=== WRITTEN PROBLEM ===
For the copy, please give all of the data again exactly and leave the pictures out.

start DATA TO USE

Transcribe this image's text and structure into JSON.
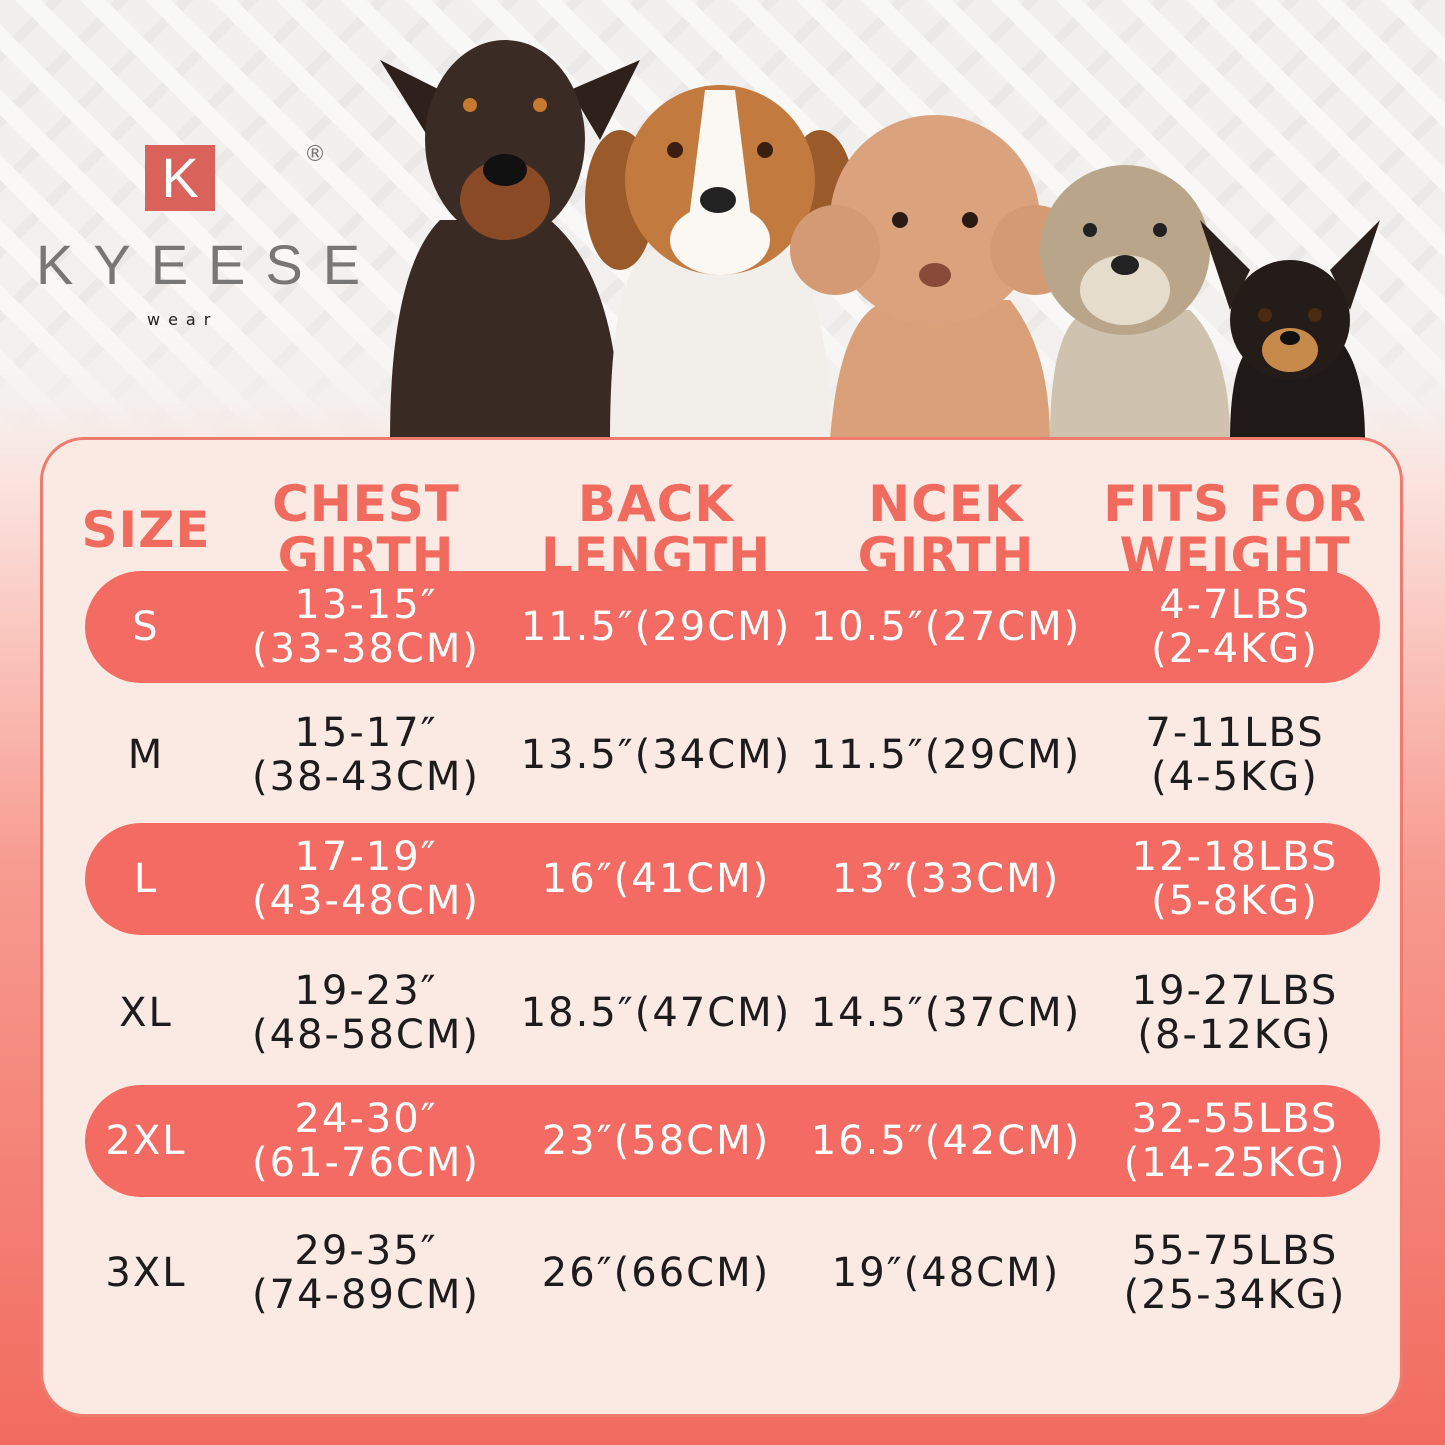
{
  "brand": {
    "letter": "K",
    "name": "KYEESE",
    "sub": "wear",
    "reg": "®",
    "accent": "#f36b62"
  },
  "dogs": [
    "doberman",
    "beagle",
    "poodle",
    "terrier",
    "chihuahua"
  ],
  "table": {
    "headers": [
      "SIZE",
      "CHEST\nGIRTH",
      "BACK\nLENGTH",
      "NCEK\nGIRTH",
      "FITS FOR\nWEIGHT"
    ],
    "rows": [
      {
        "size": "S",
        "chest": "13-15″\n(33-38CM)",
        "back": "11.5″(29CM)",
        "neck": "10.5″(27CM)",
        "weight": "4-7LBS\n(2-4KG)",
        "highlight": true
      },
      {
        "size": "M",
        "chest": "15-17″\n(38-43CM)",
        "back": "13.5″(34CM)",
        "neck": "11.5″(29CM)",
        "weight": "7-11LBS\n(4-5KG)",
        "highlight": false
      },
      {
        "size": "L",
        "chest": "17-19″\n(43-48CM)",
        "back": "16″(41CM)",
        "neck": "13″(33CM)",
        "weight": "12-18LBS\n(5-8KG)",
        "highlight": true
      },
      {
        "size": "XL",
        "chest": "19-23″\n(48-58CM)",
        "back": "18.5″(47CM)",
        "neck": "14.5″(37CM)",
        "weight": "19-27LBS\n(8-12KG)",
        "highlight": false
      },
      {
        "size": "2XL",
        "chest": "24-30″\n(61-76CM)",
        "back": "23″(58CM)",
        "neck": "16.5″(42CM)",
        "weight": "32-55LBS\n(14-25KG)",
        "highlight": true
      },
      {
        "size": "3XL",
        "chest": "29-35″\n(74-89CM)",
        "back": "26″(66CM)",
        "neck": "19″(48CM)",
        "weight": "55-75LBS\n(25-34KG)",
        "highlight": false
      }
    ]
  }
}
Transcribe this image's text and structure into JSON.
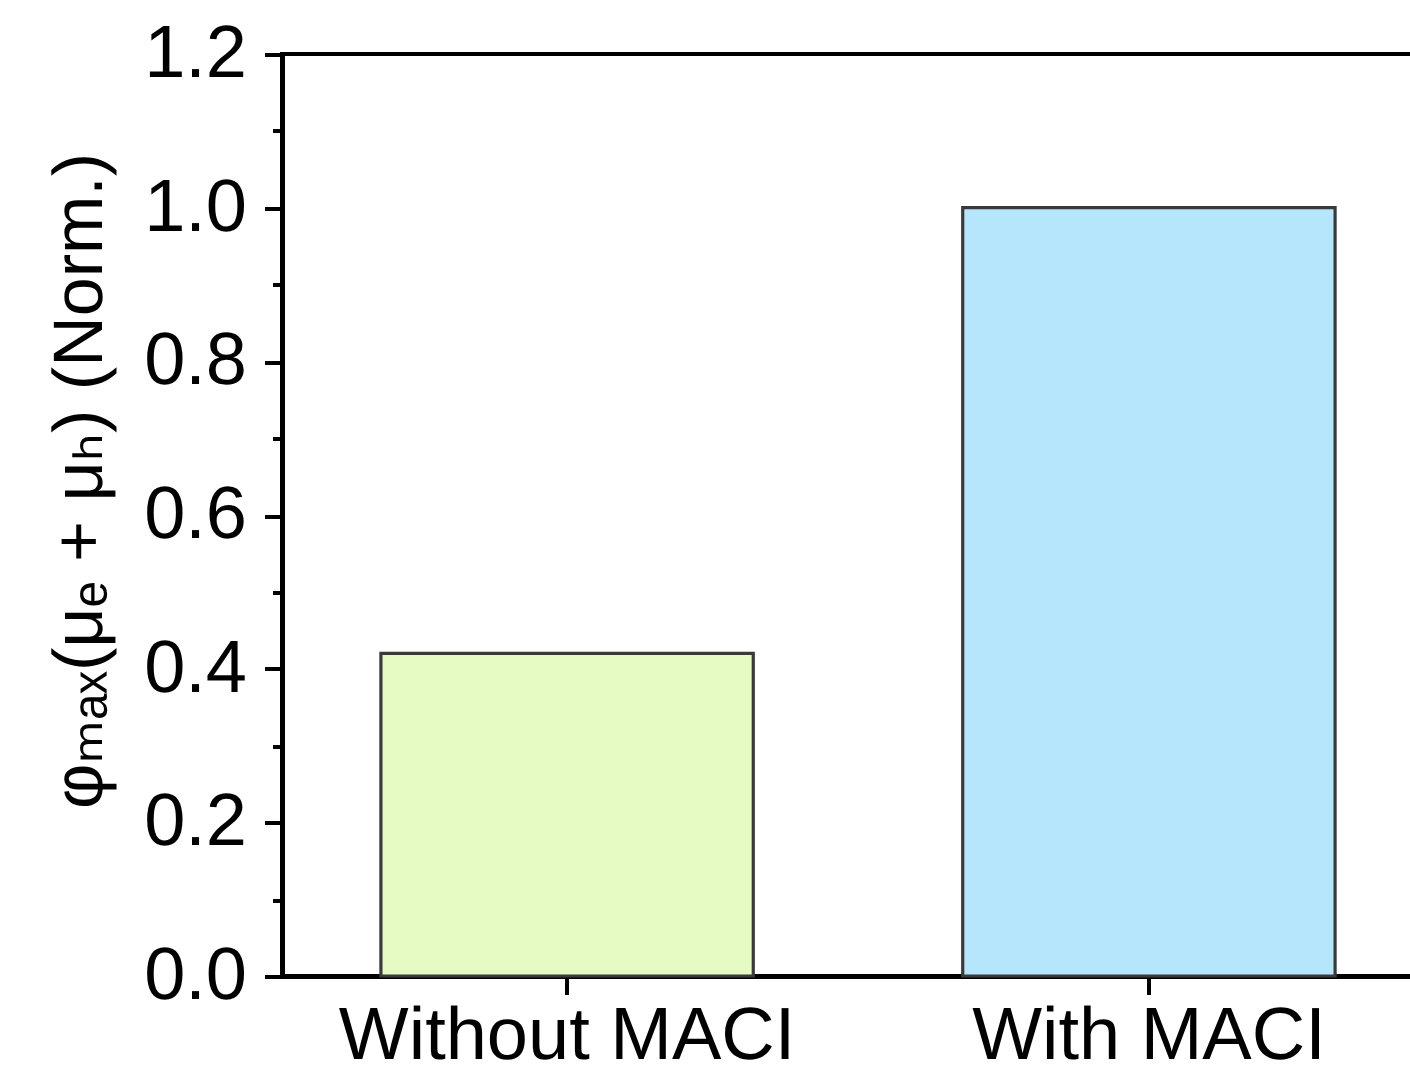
{
  "chart_data": {
    "type": "bar",
    "ylabel": "φₘₐₓ(μₑ + μₕ) (Norm.)",
    "categories": [
      "Without MACI",
      "With MACI"
    ],
    "values": [
      0.42,
      1.0
    ],
    "colors": [
      "#e5fbc3",
      "#b5e6fb"
    ],
    "ylim": [
      0,
      1.2
    ],
    "yticks": [
      {
        "value": 0,
        "label": "0.0"
      },
      {
        "value": 0.1,
        "label": null
      },
      0.2,
      {
        "value": 0.3,
        "label": null
      },
      0.4,
      {
        "value": 0.5,
        "label": null
      },
      0.6,
      {
        "value": 0.7,
        "label": null
      },
      0.8,
      {
        "value": 0.9,
        "label": null
      },
      {
        "value": 1,
        "label": "1.0"
      },
      {
        "value": 1.1,
        "label": null
      },
      1.2
    ]
  }
}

end DATA TO USE

=== CORRECT ANSWER ===
Transcribe this image's text and structure into JSON.
{
  "brand": {
    "letter": "K",
    "name": "KYEESE",
    "sub": "wear",
    "reg": "®",
    "accent": "#f36b62"
  },
  "dogs": [
    "doberman",
    "beagle",
    "poodle",
    "terrier",
    "chihuahua"
  ],
  "table": {
    "headers": [
      "SIZE",
      "CHEST\nGIRTH",
      "BACK\nLENGTH",
      "NCEK\nGIRTH",
      "FITS FOR\nWEIGHT"
    ],
    "rows": [
      {
        "size": "S",
        "chest": "13-15″\n(33-38CM)",
        "back": "11.5″(29CM)",
        "neck": "10.5″(27CM)",
        "weight": "4-7LBS\n(2-4KG)",
        "highlight": true
      },
      {
        "size": "M",
        "chest": "15-17″\n(38-43CM)",
        "back": "13.5″(34CM)",
        "neck": "11.5″(29CM)",
        "weight": "7-11LBS\n(4-5KG)",
        "highlight": false
      },
      {
        "size": "L",
        "chest": "17-19″\n(43-48CM)",
        "back": "16″(41CM)",
        "neck": "13″(33CM)",
        "weight": "12-18LBS\n(5-8KG)",
        "highlight": true
      },
      {
        "size": "XL",
        "chest": "19-23″\n(48-58CM)",
        "back": "18.5″(47CM)",
        "neck": "14.5″(37CM)",
        "weight": "19-27LBS\n(8-12KG)",
        "highlight": false
      },
      {
        "size": "2XL",
        "chest": "24-30″\n(61-76CM)",
        "back": "23″(58CM)",
        "neck": "16.5″(42CM)",
        "weight": "32-55LBS\n(14-25KG)",
        "highlight": true
      },
      {
        "size": "3XL",
        "chest": "29-35″\n(74-89CM)",
        "back": "26″(66CM)",
        "neck": "19″(48CM)",
        "weight": "55-75LBS\n(25-34KG)",
        "highlight": false
      }
    ]
  }
}
Transcribe this image's text and structure into JSON.
{
  "chart_data": {
    "type": "bar",
    "ylabel": "φₘₐₓ(μₑ + μₕ) (Norm.)",
    "categories": [
      "Without MACI",
      "With MACI"
    ],
    "values": [
      0.42,
      1.0
    ],
    "colors": [
      "#e5fbc3",
      "#b5e6fb"
    ],
    "ylim": [
      0,
      1.2
    ],
    "yticks": [
      {
        "value": 0,
        "label": "0.0"
      },
      {
        "value": 0.1,
        "label": null
      },
      0.2,
      {
        "value": 0.3,
        "label": null
      },
      0.4,
      {
        "value": 0.5,
        "label": null
      },
      0.6,
      {
        "value": 0.7,
        "label": null
      },
      0.8,
      {
        "value": 0.9,
        "label": null
      },
      {
        "value": 1,
        "label": "1.0"
      },
      {
        "value": 1.1,
        "label": null
      },
      1.2
    ]
  }
}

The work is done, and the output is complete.